Locate the lines that hold the string "name". Copy every such line.

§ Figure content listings
* * *
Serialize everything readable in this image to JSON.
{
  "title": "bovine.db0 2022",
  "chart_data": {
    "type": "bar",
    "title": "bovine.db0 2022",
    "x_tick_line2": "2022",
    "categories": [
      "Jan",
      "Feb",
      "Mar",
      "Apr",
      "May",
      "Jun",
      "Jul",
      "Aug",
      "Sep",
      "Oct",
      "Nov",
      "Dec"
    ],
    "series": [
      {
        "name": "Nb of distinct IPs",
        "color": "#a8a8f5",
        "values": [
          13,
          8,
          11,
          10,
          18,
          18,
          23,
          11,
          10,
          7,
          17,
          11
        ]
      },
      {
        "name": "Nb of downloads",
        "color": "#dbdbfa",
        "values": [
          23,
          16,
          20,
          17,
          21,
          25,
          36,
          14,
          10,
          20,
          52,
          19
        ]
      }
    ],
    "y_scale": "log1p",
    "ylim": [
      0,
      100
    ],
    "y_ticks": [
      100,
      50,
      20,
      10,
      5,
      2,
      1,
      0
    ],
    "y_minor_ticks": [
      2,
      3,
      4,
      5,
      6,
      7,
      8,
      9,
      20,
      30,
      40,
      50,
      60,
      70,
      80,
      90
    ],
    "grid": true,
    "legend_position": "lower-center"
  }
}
* * *
§ Exercise response
        "name": "Nb of distinct IPs",
        "name": "Nb of downloads",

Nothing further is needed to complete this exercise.